--- START OF Data to process ---
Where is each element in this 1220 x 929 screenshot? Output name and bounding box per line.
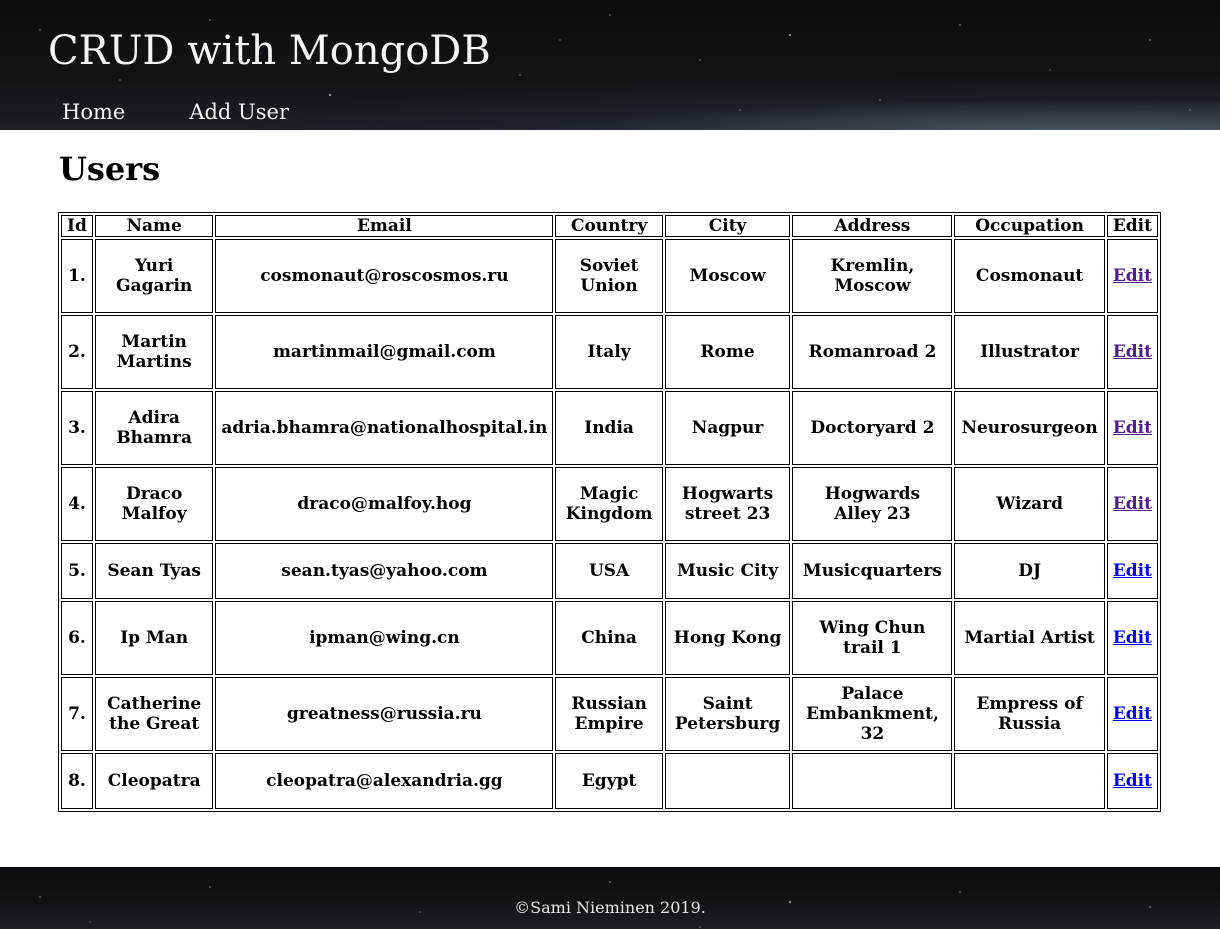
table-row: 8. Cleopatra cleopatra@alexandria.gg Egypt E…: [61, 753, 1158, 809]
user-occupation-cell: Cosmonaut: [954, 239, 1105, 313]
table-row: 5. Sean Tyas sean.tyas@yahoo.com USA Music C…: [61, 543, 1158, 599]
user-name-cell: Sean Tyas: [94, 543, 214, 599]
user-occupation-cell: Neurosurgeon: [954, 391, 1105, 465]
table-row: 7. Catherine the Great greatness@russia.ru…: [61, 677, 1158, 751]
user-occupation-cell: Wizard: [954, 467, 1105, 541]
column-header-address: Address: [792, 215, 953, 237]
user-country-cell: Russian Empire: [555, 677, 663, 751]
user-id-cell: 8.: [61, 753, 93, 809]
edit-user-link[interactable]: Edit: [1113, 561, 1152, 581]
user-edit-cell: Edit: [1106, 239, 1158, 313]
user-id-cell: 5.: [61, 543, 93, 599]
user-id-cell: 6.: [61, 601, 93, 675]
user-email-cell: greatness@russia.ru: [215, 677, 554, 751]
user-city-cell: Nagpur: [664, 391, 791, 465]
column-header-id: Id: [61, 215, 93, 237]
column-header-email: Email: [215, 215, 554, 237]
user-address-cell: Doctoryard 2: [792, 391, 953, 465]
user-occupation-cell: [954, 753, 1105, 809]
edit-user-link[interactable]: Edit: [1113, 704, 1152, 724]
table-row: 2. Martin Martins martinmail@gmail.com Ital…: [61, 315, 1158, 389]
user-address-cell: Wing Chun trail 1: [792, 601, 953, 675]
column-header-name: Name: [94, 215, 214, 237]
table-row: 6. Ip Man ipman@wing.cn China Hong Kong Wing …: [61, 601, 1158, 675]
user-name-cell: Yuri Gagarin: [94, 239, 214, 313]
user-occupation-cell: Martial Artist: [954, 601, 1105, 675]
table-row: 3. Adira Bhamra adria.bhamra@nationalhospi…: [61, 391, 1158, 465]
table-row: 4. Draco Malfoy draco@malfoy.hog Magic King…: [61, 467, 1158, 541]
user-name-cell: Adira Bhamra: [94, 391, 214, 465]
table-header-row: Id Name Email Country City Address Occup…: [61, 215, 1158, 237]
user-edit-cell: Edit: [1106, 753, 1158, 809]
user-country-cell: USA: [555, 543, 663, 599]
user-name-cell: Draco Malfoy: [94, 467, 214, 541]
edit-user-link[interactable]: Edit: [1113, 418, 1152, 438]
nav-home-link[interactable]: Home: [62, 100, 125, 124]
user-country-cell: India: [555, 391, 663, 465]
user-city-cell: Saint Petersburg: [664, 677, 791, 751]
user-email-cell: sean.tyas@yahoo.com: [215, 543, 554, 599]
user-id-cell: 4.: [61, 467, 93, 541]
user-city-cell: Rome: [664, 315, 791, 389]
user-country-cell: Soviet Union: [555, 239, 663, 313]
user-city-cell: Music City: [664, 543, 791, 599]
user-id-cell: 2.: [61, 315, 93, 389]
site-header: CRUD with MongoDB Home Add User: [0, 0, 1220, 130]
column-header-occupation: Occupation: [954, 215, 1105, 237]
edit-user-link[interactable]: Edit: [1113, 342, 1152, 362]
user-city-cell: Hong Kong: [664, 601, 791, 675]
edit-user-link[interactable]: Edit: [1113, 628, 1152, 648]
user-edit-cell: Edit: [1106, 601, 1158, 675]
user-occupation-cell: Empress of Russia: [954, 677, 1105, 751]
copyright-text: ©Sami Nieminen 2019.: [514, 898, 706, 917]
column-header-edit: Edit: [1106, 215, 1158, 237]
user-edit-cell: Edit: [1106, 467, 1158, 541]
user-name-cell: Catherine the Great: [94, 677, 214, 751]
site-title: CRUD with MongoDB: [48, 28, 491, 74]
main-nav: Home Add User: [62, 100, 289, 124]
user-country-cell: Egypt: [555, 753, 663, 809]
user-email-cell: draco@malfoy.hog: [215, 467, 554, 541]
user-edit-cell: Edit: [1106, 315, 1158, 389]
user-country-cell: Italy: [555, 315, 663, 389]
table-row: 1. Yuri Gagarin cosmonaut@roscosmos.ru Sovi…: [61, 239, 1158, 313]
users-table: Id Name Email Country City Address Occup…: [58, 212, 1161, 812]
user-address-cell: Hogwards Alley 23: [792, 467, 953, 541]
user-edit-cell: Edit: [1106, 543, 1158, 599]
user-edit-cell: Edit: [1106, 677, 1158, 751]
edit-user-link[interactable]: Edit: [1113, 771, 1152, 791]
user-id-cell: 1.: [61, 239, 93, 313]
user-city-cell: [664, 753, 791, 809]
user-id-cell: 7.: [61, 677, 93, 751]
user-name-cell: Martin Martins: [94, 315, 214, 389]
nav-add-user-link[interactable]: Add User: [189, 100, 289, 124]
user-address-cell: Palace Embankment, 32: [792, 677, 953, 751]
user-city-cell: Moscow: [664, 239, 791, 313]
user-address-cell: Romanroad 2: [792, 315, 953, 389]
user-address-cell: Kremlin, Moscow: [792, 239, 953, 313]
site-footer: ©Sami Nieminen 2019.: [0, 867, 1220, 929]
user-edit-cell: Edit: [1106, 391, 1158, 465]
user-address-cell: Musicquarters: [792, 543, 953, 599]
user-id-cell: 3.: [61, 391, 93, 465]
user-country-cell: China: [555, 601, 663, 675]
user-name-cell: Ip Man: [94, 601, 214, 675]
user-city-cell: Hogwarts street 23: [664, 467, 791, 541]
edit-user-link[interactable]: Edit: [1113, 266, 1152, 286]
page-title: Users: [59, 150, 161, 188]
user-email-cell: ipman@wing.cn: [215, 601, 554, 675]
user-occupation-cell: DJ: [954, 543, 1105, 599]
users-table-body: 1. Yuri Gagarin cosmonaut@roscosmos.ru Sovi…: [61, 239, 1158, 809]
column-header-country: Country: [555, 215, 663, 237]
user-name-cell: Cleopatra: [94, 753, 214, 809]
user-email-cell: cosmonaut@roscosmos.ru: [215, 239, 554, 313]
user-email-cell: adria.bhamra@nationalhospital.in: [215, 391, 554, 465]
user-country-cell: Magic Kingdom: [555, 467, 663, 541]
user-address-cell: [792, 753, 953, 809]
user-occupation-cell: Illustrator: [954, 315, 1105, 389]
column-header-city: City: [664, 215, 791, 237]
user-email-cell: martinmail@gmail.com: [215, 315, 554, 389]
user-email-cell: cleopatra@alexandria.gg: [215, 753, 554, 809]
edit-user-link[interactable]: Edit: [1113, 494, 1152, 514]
--- END OF Data to process ---
--- START OF Data to process ---
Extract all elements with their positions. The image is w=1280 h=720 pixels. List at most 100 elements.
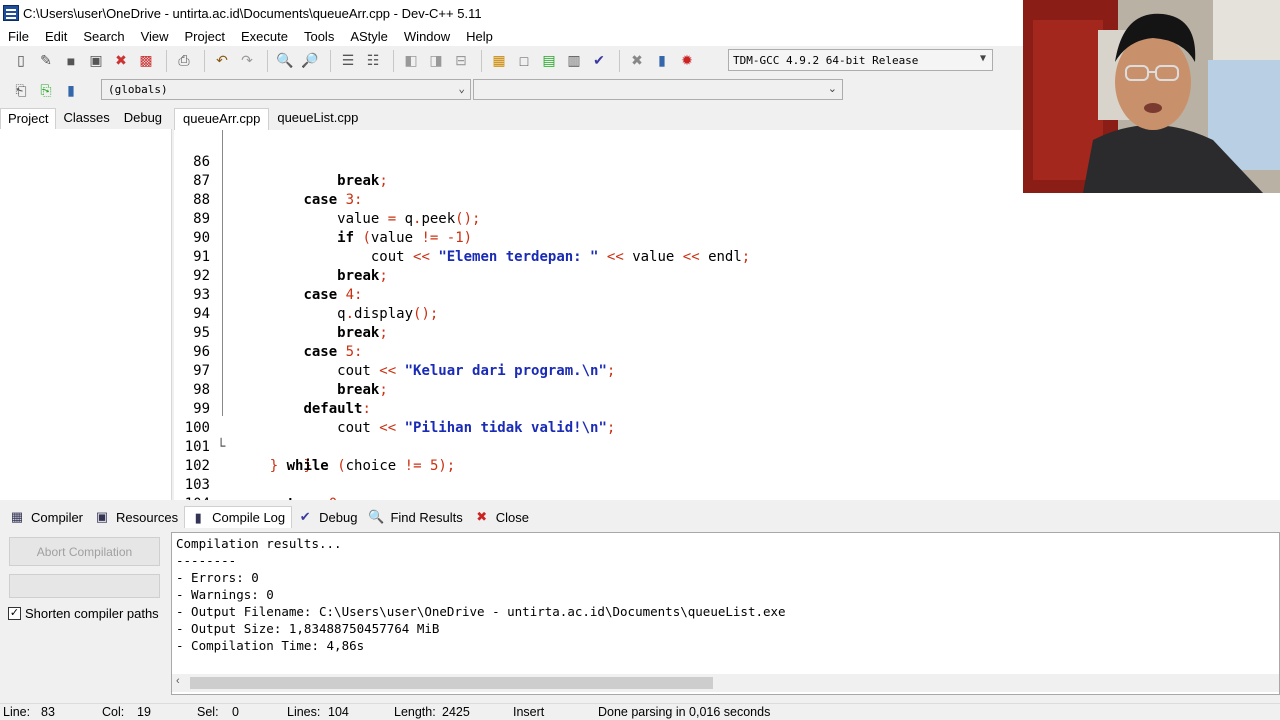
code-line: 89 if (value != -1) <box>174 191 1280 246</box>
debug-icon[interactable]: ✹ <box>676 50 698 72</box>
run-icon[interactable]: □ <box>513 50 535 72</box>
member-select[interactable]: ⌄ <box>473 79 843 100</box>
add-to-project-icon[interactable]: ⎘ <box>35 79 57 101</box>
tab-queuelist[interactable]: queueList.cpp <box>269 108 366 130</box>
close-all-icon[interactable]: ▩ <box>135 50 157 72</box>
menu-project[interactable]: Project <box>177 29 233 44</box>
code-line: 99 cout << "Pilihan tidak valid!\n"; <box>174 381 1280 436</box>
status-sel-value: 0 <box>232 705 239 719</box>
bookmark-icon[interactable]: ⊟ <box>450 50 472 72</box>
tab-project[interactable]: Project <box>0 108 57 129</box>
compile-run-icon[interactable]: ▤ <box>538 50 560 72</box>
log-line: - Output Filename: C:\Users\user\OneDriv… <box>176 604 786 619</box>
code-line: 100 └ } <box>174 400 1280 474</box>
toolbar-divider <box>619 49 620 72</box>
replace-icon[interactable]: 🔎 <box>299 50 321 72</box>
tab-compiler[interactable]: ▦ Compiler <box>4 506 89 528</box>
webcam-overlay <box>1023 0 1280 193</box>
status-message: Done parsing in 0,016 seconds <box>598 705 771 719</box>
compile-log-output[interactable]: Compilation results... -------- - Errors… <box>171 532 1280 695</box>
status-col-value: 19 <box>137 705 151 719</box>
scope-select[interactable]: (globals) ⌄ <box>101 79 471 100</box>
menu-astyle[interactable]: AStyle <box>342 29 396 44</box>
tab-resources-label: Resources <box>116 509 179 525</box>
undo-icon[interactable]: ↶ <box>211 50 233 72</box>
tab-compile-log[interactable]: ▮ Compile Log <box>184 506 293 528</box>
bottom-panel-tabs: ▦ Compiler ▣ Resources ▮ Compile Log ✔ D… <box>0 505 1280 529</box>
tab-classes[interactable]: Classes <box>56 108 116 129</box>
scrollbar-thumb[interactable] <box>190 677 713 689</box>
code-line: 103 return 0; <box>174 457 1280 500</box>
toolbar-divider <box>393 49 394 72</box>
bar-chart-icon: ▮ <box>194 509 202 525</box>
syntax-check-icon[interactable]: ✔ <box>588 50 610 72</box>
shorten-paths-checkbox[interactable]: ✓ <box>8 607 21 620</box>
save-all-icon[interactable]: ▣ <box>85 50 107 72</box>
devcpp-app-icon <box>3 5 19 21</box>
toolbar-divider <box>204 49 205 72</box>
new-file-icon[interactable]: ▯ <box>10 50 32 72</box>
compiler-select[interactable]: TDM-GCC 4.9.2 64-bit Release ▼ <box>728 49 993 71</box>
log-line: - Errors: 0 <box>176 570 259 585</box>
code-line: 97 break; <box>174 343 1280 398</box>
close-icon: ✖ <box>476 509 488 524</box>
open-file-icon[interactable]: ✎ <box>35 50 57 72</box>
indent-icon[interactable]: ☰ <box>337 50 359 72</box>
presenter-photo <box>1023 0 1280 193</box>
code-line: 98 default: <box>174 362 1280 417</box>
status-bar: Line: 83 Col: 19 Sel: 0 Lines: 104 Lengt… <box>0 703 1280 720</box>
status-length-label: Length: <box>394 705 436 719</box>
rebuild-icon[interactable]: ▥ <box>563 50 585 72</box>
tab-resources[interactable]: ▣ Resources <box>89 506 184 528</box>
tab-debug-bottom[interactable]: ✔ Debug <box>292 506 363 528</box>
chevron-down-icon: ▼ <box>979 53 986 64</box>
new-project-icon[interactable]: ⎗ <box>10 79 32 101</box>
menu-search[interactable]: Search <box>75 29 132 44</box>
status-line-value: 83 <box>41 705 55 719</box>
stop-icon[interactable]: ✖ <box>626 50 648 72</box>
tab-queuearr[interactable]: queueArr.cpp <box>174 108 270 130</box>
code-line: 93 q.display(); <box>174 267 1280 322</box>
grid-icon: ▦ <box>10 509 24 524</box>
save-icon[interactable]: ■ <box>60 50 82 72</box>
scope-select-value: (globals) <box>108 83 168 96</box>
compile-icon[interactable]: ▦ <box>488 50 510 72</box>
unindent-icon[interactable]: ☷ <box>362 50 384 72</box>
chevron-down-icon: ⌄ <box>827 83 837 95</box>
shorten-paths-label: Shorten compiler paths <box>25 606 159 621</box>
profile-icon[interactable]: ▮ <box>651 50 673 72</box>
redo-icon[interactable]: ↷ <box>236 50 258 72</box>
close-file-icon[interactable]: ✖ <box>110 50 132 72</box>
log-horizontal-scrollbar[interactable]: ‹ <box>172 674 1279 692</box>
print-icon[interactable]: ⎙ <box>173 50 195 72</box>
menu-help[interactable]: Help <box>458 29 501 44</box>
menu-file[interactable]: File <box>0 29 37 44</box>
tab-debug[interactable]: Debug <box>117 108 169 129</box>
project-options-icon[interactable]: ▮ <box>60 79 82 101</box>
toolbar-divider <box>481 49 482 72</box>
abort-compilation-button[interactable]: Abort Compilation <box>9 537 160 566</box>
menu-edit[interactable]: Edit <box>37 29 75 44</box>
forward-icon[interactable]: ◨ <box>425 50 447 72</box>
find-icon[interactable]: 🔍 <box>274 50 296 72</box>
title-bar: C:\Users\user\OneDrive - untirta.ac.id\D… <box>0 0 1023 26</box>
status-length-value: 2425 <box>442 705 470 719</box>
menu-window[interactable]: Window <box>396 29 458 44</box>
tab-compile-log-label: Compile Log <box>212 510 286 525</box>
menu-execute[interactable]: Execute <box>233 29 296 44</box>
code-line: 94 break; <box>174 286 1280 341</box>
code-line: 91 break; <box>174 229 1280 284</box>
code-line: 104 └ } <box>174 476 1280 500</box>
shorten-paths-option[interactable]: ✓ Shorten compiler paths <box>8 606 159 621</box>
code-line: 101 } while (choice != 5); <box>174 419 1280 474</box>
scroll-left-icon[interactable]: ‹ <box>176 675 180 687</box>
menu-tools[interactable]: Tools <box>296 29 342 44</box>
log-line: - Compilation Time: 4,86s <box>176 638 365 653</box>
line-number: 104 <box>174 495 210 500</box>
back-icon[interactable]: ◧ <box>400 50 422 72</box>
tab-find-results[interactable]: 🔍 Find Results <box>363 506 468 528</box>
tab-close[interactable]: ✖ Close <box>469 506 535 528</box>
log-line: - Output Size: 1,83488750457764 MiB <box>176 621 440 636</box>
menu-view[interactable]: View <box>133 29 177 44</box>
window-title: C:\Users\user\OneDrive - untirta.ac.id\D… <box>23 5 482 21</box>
--- END OF Data to process ---
## Problem description
Print the records starting with the line that contains "code-line: 89 if" and going on through the line that contains "save-all-icon[interactable]: ▣ <box>85", reproducing each line verbatim.

## Task solution
code-line: 89 if (value != -1) <box>174 191 1280 246</box>
debug-icon[interactable]: ✹ <box>676 50 698 72</box>
run-icon[interactable]: □ <box>513 50 535 72</box>
member-select[interactable]: ⌄ <box>473 79 843 100</box>
add-to-project-icon[interactable]: ⎘ <box>35 79 57 101</box>
tab-queuelist[interactable]: queueList.cpp <box>269 108 366 130</box>
close-all-icon[interactable]: ▩ <box>135 50 157 72</box>
menu-project[interactable]: Project <box>177 29 233 44</box>
code-line: 99 cout << "Pilihan tidak valid!\n"; <box>174 381 1280 436</box>
status-sel-value: 0 <box>232 705 239 719</box>
bookmark-icon[interactable]: ⊟ <box>450 50 472 72</box>
tab-project[interactable]: Project <box>0 108 57 129</box>
compile-run-icon[interactable]: ▤ <box>538 50 560 72</box>
log-line: - Output Filename: C:\Users\user\OneDriv… <box>176 604 786 619</box>
code-line: 100 └ } <box>174 400 1280 474</box>
toolbar-divider <box>619 49 620 72</box>
replace-icon[interactable]: 🔎 <box>299 50 321 72</box>
tab-compiler[interactable]: ▦ Compiler <box>4 506 89 528</box>
webcam-overlay <box>1023 0 1280 193</box>
status-message: Done parsing in 0,016 seconds <box>598 705 771 719</box>
compile-log-output[interactable]: Compilation results... -------- - Errors… <box>171 532 1280 695</box>
status-col-value: 19 <box>137 705 151 719</box>
scope-select[interactable]: (globals) ⌄ <box>101 79 471 100</box>
menu-astyle[interactable]: AStyle <box>342 29 396 44</box>
tab-resources-label: Resources <box>116 509 179 525</box>
undo-icon[interactable]: ↶ <box>211 50 233 72</box>
tab-compile-log[interactable]: ▮ Compile Log <box>184 506 293 528</box>
bottom-panel-tabs: ▦ Compiler ▣ Resources ▮ Compile Log ✔ D… <box>0 505 1280 529</box>
tab-classes[interactable]: Classes <box>56 108 116 129</box>
scrollbar-thumb[interactable] <box>190 677 713 689</box>
code-line: 103 return 0; <box>174 457 1280 500</box>
toolbar-divider <box>393 49 394 72</box>
bar-chart-icon: ▮ <box>194 509 202 525</box>
syntax-check-icon[interactable]: ✔ <box>588 50 610 72</box>
shorten-paths-checkbox[interactable]: ✓ <box>8 607 21 620</box>
save-all-icon[interactable]: ▣ <box>85 50 107 72</box>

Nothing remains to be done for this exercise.